→ **Description of the task**
Identify, in the records below, every line where the string "plain" appears, and copy each such line.

<<<<

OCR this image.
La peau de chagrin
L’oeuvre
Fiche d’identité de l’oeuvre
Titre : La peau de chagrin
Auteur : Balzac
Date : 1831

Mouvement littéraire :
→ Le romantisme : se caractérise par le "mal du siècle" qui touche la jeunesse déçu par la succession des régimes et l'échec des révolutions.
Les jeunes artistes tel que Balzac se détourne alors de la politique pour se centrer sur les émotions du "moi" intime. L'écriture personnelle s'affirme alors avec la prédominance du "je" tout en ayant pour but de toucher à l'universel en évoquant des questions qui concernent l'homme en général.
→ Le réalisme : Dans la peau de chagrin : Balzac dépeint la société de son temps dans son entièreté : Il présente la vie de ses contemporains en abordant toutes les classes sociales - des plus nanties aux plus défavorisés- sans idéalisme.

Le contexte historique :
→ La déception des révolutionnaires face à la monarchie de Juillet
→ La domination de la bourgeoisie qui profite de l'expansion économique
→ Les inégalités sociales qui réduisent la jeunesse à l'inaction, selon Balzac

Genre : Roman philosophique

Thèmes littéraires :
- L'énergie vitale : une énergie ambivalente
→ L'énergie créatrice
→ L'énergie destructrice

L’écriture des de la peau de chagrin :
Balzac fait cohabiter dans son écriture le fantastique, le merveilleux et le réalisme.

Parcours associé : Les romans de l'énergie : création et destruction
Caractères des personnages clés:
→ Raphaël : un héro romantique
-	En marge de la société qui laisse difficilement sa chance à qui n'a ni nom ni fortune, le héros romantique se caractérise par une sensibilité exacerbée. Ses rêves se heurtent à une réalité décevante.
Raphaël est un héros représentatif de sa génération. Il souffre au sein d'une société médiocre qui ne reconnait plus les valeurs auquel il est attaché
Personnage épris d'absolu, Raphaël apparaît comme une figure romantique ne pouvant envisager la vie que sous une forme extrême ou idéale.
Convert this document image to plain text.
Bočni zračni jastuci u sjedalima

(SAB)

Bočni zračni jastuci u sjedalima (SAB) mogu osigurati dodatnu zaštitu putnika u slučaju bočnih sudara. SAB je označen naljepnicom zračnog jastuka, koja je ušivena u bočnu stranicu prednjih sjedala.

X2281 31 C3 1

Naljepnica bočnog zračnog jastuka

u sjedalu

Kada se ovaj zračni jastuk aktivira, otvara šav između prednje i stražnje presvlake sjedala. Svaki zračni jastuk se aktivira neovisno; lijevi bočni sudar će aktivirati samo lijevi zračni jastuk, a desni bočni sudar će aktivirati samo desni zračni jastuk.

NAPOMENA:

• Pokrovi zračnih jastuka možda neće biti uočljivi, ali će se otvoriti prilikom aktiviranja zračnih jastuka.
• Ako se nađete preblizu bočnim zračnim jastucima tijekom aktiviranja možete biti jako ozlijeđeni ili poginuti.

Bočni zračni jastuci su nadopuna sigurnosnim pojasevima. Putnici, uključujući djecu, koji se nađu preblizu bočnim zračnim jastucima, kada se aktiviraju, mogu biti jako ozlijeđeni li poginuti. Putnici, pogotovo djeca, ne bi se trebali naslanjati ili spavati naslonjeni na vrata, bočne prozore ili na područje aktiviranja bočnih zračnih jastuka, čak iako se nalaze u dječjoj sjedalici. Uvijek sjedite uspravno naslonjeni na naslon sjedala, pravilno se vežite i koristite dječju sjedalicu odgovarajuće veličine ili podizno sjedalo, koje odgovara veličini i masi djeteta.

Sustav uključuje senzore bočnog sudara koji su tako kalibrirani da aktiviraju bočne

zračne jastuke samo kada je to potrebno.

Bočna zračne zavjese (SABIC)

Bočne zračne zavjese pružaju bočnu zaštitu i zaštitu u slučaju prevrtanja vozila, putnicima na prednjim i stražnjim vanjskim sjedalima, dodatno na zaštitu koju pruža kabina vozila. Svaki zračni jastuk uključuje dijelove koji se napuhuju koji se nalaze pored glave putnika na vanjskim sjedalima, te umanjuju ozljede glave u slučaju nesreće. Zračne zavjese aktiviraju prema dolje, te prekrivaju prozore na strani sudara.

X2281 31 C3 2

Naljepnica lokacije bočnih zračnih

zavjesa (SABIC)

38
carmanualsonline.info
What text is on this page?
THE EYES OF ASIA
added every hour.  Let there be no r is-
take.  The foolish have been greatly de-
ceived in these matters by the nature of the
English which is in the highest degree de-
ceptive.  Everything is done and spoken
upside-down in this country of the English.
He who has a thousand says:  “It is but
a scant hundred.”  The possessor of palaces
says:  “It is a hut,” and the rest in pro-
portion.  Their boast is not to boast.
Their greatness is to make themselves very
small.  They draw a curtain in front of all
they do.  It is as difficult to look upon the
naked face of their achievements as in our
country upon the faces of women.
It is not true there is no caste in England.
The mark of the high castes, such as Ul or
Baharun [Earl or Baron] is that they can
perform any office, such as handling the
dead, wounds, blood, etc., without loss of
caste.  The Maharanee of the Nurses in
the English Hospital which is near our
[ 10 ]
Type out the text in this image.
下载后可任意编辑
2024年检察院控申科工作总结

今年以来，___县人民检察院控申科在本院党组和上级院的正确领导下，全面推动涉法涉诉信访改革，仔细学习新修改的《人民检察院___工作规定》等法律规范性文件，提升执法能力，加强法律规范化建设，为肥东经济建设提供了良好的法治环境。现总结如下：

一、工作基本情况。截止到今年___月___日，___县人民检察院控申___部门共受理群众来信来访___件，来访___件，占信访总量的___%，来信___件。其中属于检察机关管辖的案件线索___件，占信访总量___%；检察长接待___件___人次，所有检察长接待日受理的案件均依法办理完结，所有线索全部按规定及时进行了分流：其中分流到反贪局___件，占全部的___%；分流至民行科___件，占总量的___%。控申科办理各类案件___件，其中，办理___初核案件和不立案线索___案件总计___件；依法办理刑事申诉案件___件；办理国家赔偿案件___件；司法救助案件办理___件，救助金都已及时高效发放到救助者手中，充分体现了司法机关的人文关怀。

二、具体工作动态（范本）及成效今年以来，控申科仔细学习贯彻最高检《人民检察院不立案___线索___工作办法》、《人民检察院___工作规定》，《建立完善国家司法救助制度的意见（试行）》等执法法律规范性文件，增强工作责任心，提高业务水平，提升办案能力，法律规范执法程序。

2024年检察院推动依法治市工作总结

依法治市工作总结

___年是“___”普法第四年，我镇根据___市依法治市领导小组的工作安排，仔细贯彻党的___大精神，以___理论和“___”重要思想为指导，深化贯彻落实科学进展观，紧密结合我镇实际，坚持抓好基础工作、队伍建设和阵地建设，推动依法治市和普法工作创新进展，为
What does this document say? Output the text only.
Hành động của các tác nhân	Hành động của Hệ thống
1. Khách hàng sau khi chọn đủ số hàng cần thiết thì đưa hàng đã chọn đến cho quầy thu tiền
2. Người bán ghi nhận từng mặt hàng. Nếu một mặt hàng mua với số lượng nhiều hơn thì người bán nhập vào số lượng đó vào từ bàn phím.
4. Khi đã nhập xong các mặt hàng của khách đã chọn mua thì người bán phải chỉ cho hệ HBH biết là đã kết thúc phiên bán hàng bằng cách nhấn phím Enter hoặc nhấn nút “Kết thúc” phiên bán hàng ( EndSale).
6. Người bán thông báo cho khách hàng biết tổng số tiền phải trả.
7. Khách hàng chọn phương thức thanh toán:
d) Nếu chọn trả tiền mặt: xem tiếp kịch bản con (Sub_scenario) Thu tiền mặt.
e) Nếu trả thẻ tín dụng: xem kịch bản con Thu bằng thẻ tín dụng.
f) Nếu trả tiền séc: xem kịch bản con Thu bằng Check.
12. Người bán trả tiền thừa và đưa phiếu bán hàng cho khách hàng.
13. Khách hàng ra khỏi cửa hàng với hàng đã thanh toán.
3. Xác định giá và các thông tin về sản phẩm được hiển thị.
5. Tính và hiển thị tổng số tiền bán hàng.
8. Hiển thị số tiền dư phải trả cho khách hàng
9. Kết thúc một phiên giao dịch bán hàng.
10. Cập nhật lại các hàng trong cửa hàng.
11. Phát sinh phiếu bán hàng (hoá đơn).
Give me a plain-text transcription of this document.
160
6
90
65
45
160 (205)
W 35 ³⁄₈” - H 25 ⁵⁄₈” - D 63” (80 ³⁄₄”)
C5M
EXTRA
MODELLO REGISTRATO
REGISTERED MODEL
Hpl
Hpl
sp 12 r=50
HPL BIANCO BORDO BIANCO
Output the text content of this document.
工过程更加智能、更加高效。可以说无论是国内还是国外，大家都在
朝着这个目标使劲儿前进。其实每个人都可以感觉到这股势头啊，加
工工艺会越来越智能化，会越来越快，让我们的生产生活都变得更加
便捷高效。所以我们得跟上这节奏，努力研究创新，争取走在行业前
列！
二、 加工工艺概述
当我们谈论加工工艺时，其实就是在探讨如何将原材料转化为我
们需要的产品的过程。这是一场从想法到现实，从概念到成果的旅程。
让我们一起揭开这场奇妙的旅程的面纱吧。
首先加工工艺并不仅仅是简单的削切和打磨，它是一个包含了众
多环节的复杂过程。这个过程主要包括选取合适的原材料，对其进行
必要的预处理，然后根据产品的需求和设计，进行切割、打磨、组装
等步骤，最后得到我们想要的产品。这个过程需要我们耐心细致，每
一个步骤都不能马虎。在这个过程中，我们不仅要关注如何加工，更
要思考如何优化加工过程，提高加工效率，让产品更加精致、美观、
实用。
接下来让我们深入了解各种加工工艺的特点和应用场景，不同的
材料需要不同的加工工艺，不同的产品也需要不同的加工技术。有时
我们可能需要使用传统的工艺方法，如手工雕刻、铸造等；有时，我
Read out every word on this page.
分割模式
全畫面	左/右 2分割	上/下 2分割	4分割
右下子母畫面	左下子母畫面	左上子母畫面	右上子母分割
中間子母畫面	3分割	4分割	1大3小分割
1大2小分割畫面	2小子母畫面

>>>>

→ **Exercise response**
Convert this document image to plain text.
Give me a plain-text transcription of this document.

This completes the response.